* start Raw data *
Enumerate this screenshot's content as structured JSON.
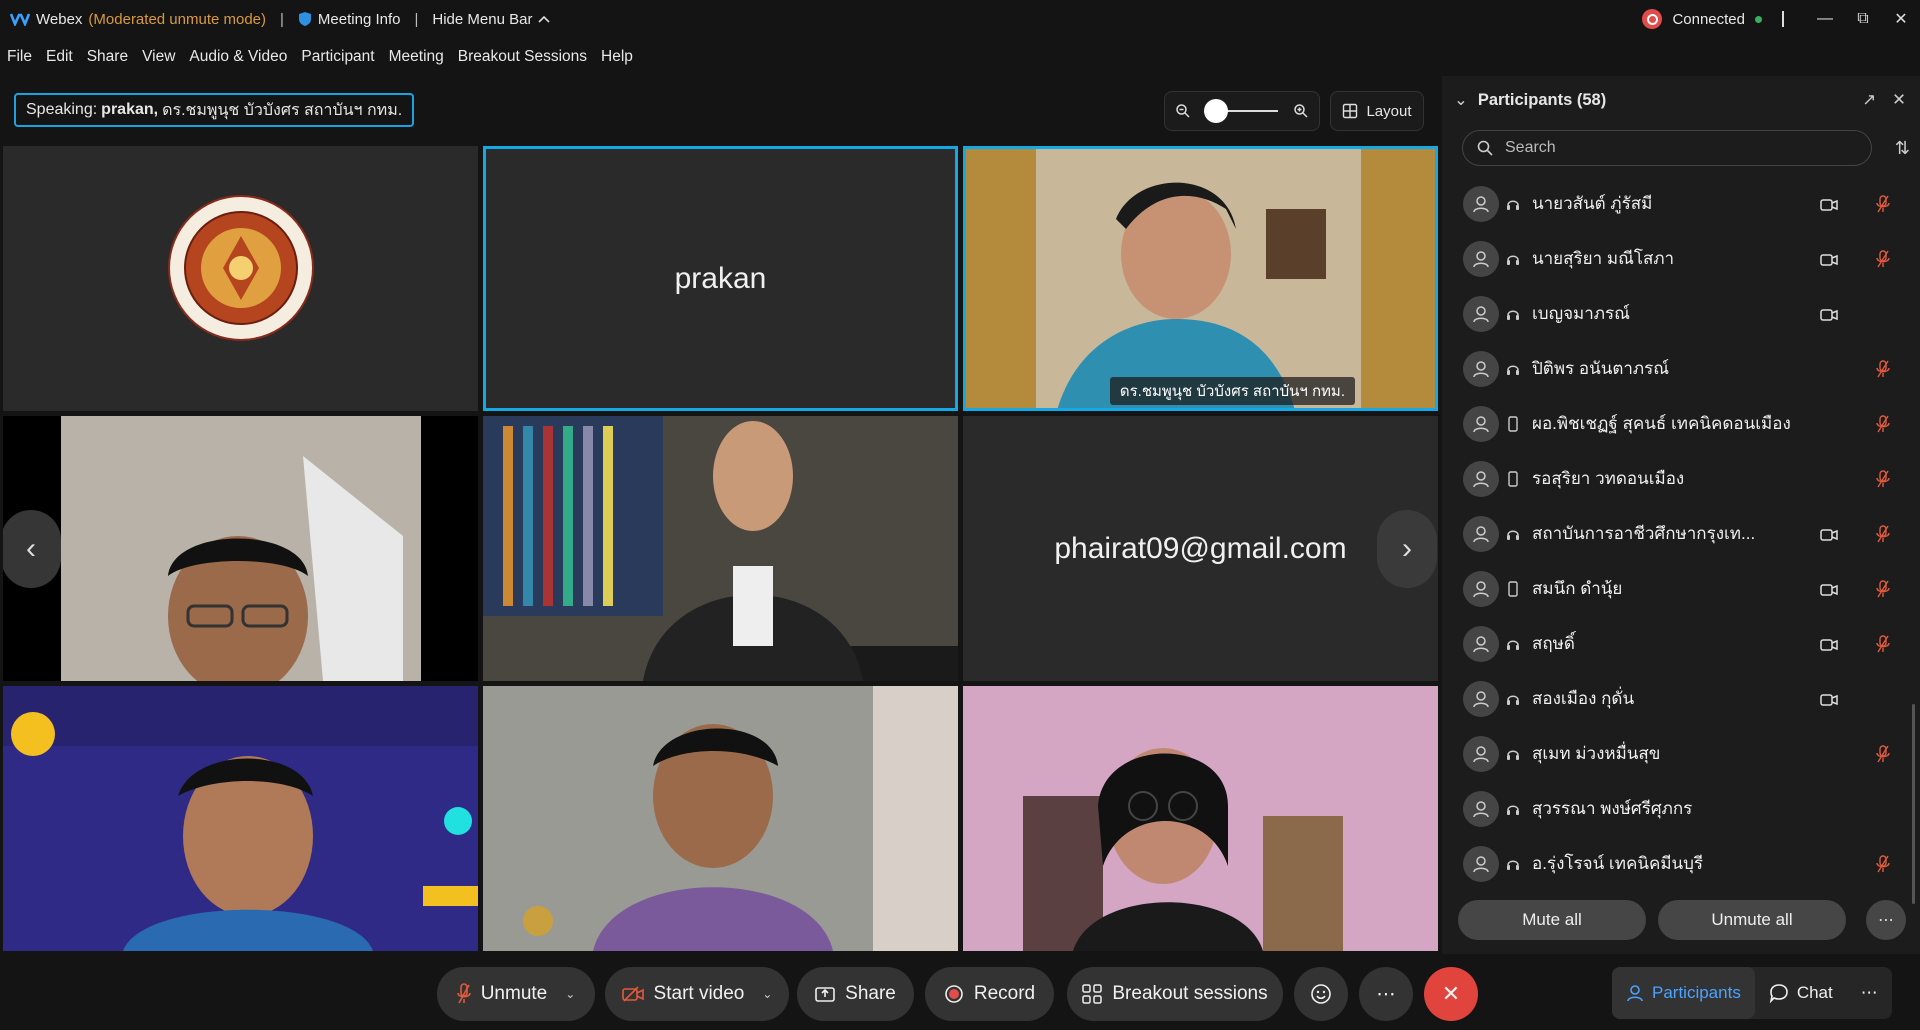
{
  "titlebar": {
    "app": "Webex",
    "mode": "(Moderated unmute mode)",
    "meeting_info": "Meeting Info",
    "hide_menu": "Hide Menu Bar",
    "status": "Connected"
  },
  "menu": [
    "File",
    "Edit",
    "Share",
    "View",
    "Audio & Video",
    "Participant",
    "Meeting",
    "Breakout Sessions",
    "Help"
  ],
  "speaking": {
    "prefix": "Speaking:",
    "name": "prakan,",
    "rest": "ดร.ชมพูนุช บัวบังศร สถาบันฯ กทม."
  },
  "view": {
    "layout_label": "Layout"
  },
  "tiles": {
    "prakan": "prakan",
    "speaker_label": "ดร.ชมพูนุช บัวบังศร สถาบันฯ กทม.",
    "email": "phairat09@gmail.com"
  },
  "controls": {
    "unmute": "Unmute",
    "start_video": "Start video",
    "share": "Share",
    "record": "Record",
    "breakout": "Breakout sessions",
    "participants": "Participants",
    "chat": "Chat"
  },
  "panel": {
    "title": "Participants (58)",
    "search_placeholder": "Search",
    "mute_all": "Mute all",
    "unmute_all": "Unmute all",
    "participants": [
      {
        "name": "นายวสันต์ ภู่รัสมี",
        "device": "headset",
        "video": true,
        "muted": true
      },
      {
        "name": "นายสุริยา มณีโสภา",
        "device": "headset",
        "video": true,
        "muted": true
      },
      {
        "name": "เบญจมาภรณ์",
        "device": "headset",
        "video": true,
        "muted": false
      },
      {
        "name": "ปิติพร อนันตาภรณ์",
        "device": "headset",
        "video": false,
        "muted": true
      },
      {
        "name": "ผอ.พิชเชฏฐ์ สุคนธ์ เทคนิคดอนเมือง",
        "device": "phone",
        "video": false,
        "muted": true
      },
      {
        "name": "รอสุริยา วทดอนเมือง",
        "device": "phone",
        "video": false,
        "muted": true
      },
      {
        "name": "สถาบันการอาชีวศึกษากรุงเท...",
        "device": "headset",
        "video": true,
        "muted": true
      },
      {
        "name": "สมนึก ดำนุ้ย",
        "device": "phone",
        "video": true,
        "muted": true
      },
      {
        "name": "สฤษดิ์",
        "device": "headset",
        "video": true,
        "muted": true
      },
      {
        "name": "สองเมือง กุดั่น",
        "device": "headset",
        "video": true,
        "muted": false
      },
      {
        "name": "สุเมท ม่วงหมื่นสุข",
        "device": "headset",
        "video": false,
        "muted": true
      },
      {
        "name": "สุวรรณา พงษ์ศรีศุภกร",
        "device": "headset",
        "video": false,
        "muted": false
      },
      {
        "name": "อ.รุ่งโรจน์ เทคนิคมีนบุรี",
        "device": "headset",
        "video": false,
        "muted": true
      }
    ]
  },
  "colors": {
    "accent": "#12a9e6",
    "end_call": "#e0443d",
    "muted": "#e25a3c",
    "mode_text": "#d99a3d"
  }
}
* end Raw data *
Exercise objective:
Quote the full listing above word for word; exclude every picture from the copy.

Output of the exercise:
Enumerate this screenshot's content as structured JSON.
{
  "titlebar": {
    "app": "Webex",
    "mode": "(Moderated unmute mode)",
    "meeting_info": "Meeting Info",
    "hide_menu": "Hide Menu Bar",
    "status": "Connected"
  },
  "menu": [
    "File",
    "Edit",
    "Share",
    "View",
    "Audio & Video",
    "Participant",
    "Meeting",
    "Breakout Sessions",
    "Help"
  ],
  "speaking": {
    "prefix": "Speaking:",
    "name": "prakan,",
    "rest": "ดร.ชมพูนุช บัวบังศร สถาบันฯ กทม."
  },
  "view": {
    "layout_label": "Layout"
  },
  "tiles": {
    "prakan": "prakan",
    "speaker_label": "ดร.ชมพูนุช บัวบังศร สถาบันฯ กทม.",
    "email": "phairat09@gmail.com"
  },
  "controls": {
    "unmute": "Unmute",
    "start_video": "Start video",
    "share": "Share",
    "record": "Record",
    "breakout": "Breakout sessions",
    "participants": "Participants",
    "chat": "Chat"
  },
  "panel": {
    "title": "Participants (58)",
    "search_placeholder": "Search",
    "mute_all": "Mute all",
    "unmute_all": "Unmute all",
    "participants": [
      {
        "name": "นายวสันต์ ภู่รัสมี",
        "device": "headset",
        "video": true,
        "muted": true
      },
      {
        "name": "นายสุริยา มณีโสภา",
        "device": "headset",
        "video": true,
        "muted": true
      },
      {
        "name": "เบญจมาภรณ์",
        "device": "headset",
        "video": true,
        "muted": false
      },
      {
        "name": "ปิติพร อนันตาภรณ์",
        "device": "headset",
        "video": false,
        "muted": true
      },
      {
        "name": "ผอ.พิชเชฏฐ์ สุคนธ์ เทคนิคดอนเมือง",
        "device": "phone",
        "video": false,
        "muted": true
      },
      {
        "name": "รอสุริยา วทดอนเมือง",
        "device": "phone",
        "video": false,
        "muted": true
      },
      {
        "name": "สถาบันการอาชีวศึกษากรุงเท...",
        "device": "headset",
        "video": true,
        "muted": true
      },
      {
        "name": "สมนึก ดำนุ้ย",
        "device": "phone",
        "video": true,
        "muted": true
      },
      {
        "name": "สฤษดิ์",
        "device": "headset",
        "video": true,
        "muted": true
      },
      {
        "name": "สองเมือง กุดั่น",
        "device": "headset",
        "video": true,
        "muted": false
      },
      {
        "name": "สุเมท ม่วงหมื่นสุข",
        "device": "headset",
        "video": false,
        "muted": true
      },
      {
        "name": "สุวรรณา พงษ์ศรีศุภกร",
        "device": "headset",
        "video": false,
        "muted": false
      },
      {
        "name": "อ.รุ่งโรจน์ เทคนิคมีนบุรี",
        "device": "headset",
        "video": false,
        "muted": true
      }
    ]
  },
  "colors": {
    "accent": "#12a9e6",
    "end_call": "#e0443d",
    "muted": "#e25a3c",
    "mode_text": "#d99a3d"
  }
}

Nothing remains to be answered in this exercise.